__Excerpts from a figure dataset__
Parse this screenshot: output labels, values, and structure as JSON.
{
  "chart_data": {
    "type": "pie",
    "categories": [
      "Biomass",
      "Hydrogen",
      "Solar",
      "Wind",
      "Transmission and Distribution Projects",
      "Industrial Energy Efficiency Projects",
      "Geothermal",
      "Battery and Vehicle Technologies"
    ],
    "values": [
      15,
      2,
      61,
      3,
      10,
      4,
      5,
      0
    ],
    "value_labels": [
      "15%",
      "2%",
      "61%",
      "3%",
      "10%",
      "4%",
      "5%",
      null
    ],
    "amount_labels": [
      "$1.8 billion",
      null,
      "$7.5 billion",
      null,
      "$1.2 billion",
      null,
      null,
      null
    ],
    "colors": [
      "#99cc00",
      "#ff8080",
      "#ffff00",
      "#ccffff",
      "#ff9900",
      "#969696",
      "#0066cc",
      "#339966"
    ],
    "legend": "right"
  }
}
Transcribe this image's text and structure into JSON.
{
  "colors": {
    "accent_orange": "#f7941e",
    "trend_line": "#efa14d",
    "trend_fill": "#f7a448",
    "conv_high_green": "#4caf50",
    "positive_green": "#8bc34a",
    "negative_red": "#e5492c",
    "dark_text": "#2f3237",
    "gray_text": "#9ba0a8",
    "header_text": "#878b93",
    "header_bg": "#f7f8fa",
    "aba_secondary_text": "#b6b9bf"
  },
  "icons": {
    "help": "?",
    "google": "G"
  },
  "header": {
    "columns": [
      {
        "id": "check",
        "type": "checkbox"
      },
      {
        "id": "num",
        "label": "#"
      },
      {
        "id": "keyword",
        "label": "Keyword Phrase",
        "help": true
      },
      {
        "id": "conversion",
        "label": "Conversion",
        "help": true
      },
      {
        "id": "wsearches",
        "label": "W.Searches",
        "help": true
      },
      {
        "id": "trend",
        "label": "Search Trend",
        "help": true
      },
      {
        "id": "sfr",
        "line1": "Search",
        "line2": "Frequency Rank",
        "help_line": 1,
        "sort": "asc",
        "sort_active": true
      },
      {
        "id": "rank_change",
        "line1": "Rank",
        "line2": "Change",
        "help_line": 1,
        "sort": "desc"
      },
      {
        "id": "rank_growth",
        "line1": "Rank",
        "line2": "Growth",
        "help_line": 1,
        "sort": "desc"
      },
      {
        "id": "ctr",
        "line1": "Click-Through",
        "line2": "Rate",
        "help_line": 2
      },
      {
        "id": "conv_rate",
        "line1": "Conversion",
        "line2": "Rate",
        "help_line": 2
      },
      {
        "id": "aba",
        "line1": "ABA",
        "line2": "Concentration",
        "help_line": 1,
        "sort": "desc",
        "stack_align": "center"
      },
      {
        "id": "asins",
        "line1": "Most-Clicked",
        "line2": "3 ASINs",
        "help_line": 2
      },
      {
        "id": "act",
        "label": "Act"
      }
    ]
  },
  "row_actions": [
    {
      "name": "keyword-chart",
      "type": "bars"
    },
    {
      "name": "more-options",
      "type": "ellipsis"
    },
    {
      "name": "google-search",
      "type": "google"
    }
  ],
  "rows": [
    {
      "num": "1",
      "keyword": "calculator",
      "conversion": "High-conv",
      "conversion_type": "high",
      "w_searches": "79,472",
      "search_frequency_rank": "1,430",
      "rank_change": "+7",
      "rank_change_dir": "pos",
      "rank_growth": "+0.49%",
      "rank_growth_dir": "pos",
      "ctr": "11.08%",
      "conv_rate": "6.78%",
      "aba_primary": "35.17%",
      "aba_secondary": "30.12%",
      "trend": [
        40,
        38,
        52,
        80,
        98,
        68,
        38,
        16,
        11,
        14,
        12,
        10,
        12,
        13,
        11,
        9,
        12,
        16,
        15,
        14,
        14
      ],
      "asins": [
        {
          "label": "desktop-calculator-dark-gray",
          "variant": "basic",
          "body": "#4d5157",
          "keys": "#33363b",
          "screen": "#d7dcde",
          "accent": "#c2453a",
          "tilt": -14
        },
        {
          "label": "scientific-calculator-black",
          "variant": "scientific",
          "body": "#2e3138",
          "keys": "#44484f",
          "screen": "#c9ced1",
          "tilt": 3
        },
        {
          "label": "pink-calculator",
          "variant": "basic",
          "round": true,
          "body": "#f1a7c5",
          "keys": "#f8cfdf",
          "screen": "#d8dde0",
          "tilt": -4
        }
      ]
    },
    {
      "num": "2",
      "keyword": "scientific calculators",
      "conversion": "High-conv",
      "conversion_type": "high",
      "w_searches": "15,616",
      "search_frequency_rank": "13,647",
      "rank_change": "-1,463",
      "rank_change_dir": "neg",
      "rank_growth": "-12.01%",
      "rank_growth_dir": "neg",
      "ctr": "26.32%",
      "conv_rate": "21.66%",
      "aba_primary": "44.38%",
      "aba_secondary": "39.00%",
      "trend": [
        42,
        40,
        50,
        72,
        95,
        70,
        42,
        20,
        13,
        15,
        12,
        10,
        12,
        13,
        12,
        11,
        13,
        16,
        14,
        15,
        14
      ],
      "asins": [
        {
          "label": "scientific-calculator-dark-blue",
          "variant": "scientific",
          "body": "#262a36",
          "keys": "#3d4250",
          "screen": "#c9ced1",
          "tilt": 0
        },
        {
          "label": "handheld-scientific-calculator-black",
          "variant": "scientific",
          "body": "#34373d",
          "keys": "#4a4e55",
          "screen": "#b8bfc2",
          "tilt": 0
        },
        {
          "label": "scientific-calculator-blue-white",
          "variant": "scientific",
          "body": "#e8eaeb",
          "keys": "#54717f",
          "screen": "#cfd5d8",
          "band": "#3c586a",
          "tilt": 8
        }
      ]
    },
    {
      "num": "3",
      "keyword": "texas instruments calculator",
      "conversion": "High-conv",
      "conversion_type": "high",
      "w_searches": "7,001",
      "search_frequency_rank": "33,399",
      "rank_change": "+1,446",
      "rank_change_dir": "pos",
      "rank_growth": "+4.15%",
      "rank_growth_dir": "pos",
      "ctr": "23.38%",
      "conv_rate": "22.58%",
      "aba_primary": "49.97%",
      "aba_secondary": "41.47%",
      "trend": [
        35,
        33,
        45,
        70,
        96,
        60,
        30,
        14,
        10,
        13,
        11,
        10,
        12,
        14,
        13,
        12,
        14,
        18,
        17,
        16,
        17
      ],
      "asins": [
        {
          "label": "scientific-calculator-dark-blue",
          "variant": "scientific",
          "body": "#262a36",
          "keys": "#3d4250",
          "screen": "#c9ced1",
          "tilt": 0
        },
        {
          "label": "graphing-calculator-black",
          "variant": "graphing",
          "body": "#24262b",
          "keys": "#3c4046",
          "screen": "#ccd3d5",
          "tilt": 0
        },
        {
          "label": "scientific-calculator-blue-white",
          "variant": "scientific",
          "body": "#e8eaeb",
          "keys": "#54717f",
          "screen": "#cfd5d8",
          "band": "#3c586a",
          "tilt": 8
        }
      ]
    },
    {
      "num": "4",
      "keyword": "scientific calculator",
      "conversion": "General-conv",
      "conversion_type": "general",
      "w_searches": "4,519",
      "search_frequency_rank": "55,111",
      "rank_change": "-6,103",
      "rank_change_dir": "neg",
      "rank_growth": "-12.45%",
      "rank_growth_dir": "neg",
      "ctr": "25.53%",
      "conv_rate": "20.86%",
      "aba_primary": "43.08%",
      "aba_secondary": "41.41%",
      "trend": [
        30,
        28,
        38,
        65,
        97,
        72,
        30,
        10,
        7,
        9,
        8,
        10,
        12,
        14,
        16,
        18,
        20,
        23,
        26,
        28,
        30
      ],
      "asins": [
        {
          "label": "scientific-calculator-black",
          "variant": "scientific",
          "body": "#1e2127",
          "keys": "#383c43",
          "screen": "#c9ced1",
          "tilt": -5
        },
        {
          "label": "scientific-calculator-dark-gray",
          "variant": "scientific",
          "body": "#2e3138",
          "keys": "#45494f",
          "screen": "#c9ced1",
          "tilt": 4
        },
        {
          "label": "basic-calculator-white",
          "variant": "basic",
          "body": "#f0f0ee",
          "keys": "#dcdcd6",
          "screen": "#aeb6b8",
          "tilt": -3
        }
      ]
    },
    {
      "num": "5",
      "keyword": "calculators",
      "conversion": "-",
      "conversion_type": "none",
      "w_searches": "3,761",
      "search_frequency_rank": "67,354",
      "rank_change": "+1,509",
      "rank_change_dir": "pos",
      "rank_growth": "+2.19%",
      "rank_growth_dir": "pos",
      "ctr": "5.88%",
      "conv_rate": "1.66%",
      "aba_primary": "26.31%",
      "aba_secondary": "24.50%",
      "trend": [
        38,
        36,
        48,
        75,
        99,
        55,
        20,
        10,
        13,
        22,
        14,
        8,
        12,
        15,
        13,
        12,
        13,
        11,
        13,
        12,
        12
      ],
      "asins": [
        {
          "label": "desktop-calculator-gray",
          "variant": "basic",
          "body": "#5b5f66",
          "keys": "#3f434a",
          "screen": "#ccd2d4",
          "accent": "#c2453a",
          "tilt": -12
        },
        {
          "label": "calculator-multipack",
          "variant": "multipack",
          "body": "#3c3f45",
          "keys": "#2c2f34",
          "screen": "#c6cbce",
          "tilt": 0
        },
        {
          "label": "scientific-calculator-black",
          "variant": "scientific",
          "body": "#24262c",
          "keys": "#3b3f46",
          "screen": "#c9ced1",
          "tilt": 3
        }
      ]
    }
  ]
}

__TO DO__
Show every line in the entries where the string "Projects" occurs.

__EXERCISE RESPONSE__
      "Transmission and Distribution Projects",
      "Industrial Energy Efficiency Projects",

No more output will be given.